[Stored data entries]
--------------------------------------------------
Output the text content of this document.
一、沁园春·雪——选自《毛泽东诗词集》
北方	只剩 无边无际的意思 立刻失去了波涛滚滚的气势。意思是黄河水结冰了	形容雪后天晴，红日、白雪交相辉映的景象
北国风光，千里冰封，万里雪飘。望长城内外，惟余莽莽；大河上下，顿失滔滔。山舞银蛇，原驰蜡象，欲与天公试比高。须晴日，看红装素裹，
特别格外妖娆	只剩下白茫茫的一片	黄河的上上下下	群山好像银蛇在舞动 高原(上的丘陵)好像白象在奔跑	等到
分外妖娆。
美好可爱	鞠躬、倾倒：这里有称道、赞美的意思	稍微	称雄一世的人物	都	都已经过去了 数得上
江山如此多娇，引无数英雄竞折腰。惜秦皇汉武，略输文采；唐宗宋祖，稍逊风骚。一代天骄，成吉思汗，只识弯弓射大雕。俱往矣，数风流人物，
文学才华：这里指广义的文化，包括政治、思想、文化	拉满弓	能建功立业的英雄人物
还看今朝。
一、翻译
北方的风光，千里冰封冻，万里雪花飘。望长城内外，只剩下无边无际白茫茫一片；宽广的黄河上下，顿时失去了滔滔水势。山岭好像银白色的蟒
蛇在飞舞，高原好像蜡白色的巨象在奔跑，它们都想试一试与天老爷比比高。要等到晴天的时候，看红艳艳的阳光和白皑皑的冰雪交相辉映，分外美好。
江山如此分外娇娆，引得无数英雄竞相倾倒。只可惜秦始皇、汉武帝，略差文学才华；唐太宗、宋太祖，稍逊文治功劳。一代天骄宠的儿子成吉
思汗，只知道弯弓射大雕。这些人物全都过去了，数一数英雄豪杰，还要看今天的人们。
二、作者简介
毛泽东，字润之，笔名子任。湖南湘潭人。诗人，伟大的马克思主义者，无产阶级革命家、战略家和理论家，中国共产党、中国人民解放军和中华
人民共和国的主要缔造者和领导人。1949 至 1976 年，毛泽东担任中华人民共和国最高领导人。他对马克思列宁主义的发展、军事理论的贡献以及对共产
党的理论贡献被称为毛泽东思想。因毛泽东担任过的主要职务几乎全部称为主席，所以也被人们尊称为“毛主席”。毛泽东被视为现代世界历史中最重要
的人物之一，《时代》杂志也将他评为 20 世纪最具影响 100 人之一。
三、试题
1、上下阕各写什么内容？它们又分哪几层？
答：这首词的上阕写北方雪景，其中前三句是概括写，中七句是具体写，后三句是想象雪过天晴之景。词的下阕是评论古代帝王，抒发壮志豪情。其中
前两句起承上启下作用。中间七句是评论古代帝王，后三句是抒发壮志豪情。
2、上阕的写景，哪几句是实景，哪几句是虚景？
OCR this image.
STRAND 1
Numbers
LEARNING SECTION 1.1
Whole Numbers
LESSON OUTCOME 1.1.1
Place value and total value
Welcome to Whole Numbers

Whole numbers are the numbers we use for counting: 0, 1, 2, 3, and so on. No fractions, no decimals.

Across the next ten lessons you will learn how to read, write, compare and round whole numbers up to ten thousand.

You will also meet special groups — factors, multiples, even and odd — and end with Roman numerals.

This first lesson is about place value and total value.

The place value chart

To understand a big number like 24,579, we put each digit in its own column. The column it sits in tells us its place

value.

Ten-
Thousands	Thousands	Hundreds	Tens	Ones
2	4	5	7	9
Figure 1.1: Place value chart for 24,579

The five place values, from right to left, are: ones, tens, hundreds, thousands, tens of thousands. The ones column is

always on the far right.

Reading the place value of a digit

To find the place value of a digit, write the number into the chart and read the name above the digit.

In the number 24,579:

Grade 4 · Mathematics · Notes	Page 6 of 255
--------------------------------------------------
• WHAT IS REQUIRED
Retype the whole listing above exactly.

• ANSWER TO THIS EXERCISE
Output the text content of this document.
一、沁园春·雪——选自《毛泽东诗词集》
北方	只剩 无边无际的意思 立刻失去了波涛滚滚的气势。意思是黄河水结冰了	形容雪后天晴，红日、白雪交相辉映的景象
北国风光，千里冰封，万里雪飘。望长城内外，惟余莽莽；大河上下，顿失滔滔。山舞银蛇，原驰蜡象，欲与天公试比高。须晴日，看红装素裹，
特别格外妖娆	只剩下白茫茫的一片	黄河的上上下下	群山好像银蛇在舞动 高原(上的丘陵)好像白象在奔跑	等到
分外妖娆。
美好可爱	鞠躬、倾倒：这里有称道、赞美的意思	稍微	称雄一世的人物	都	都已经过去了 数得上
江山如此多娇，引无数英雄竞折腰。惜秦皇汉武，略输文采；唐宗宋祖，稍逊风骚。一代天骄，成吉思汗，只识弯弓射大雕。俱往矣，数风流人物，
文学才华：这里指广义的文化，包括政治、思想、文化	拉满弓	能建功立业的英雄人物
还看今朝。
一、翻译
北方的风光，千里冰封冻，万里雪花飘。望长城内外，只剩下无边无际白茫茫一片；宽广的黄河上下，顿时失去了滔滔水势。山岭好像银白色的蟒
蛇在飞舞，高原好像蜡白色的巨象在奔跑，它们都想试一试与天老爷比比高。要等到晴天的时候，看红艳艳的阳光和白皑皑的冰雪交相辉映，分外美好。
江山如此分外娇娆，引得无数英雄竞相倾倒。只可惜秦始皇、汉武帝，略差文学才华；唐太宗、宋太祖，稍逊文治功劳。一代天骄宠的儿子成吉
思汗，只知道弯弓射大雕。这些人物全都过去了，数一数英雄豪杰，还要看今天的人们。
二、作者简介
毛泽东，字润之，笔名子任。湖南湘潭人。诗人，伟大的马克思主义者，无产阶级革命家、战略家和理论家，中国共产党、中国人民解放军和中华
人民共和国的主要缔造者和领导人。1949 至 1976 年，毛泽东担任中华人民共和国最高领导人。他对马克思列宁主义的发展、军事理论的贡献以及对共产
党的理论贡献被称为毛泽东思想。因毛泽东担任过的主要职务几乎全部称为主席，所以也被人们尊称为“毛主席”。毛泽东被视为现代世界历史中最重要
的人物之一，《时代》杂志也将他评为 20 世纪最具影响 100 人之一。
三、试题
1、上下阕各写什么内容？它们又分哪几层？
答：这首词的上阕写北方雪景，其中前三句是概括写，中七句是具体写，后三句是想象雪过天晴之景。词的下阕是评论古代帝王，抒发壮志豪情。其中
前两句起承上启下作用。中间七句是评论古代帝王，后三句是抒发壮志豪情。
2、上阕的写景，哪几句是实景，哪几句是虚景？
OCR this image.
STRAND 1
Numbers
LEARNING SECTION 1.1
Whole Numbers
LESSON OUTCOME 1.1.1
Place value and total value
Welcome to Whole Numbers

Whole numbers are the numbers we use for counting: 0, 1, 2, 3, and so on. No fractions, no decimals.

Across the next ten lessons you will learn how to read, write, compare and round whole numbers up to ten thousand.

You will also meet special groups — factors, multiples, even and odd — and end with Roman numerals.

This first lesson is about place value and total value.

The place value chart

To understand a big number like 24,579, we put each digit in its own column. The column it sits in tells us its place

value.

Ten-
Thousands	Thousands	Hundreds	Tens	Ones
2	4	5	7	9
Figure 1.1: Place value chart for 24,579

The five place values, from right to left, are: ones, tens, hundreds, thousands, tens of thousands. The ones column is

always on the far right.

Reading the place value of a digit

To find the place value of a digit, write the number into the chart and read the name above the digit.

In the number 24,579:

Grade 4 · Mathematics · Notes	Page 6 of 255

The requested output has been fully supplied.